● What you have to do: Reply with one number: the count of lines in the listing that contain the string "text".
### Available data ###
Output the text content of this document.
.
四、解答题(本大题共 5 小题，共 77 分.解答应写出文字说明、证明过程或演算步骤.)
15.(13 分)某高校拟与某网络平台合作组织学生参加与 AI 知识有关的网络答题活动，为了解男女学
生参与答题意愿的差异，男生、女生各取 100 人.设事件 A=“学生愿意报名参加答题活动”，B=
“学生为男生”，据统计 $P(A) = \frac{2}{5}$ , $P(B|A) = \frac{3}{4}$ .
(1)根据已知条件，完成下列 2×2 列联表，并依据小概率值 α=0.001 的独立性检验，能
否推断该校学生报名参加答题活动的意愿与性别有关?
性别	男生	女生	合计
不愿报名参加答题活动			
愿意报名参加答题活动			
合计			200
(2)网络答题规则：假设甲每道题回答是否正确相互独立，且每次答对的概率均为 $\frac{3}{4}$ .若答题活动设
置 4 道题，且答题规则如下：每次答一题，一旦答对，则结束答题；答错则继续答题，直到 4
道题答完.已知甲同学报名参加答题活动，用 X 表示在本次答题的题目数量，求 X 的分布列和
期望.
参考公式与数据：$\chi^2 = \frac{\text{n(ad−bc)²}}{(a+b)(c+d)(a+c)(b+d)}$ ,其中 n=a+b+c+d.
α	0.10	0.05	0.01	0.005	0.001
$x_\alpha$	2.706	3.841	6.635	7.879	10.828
###
● Task response: 2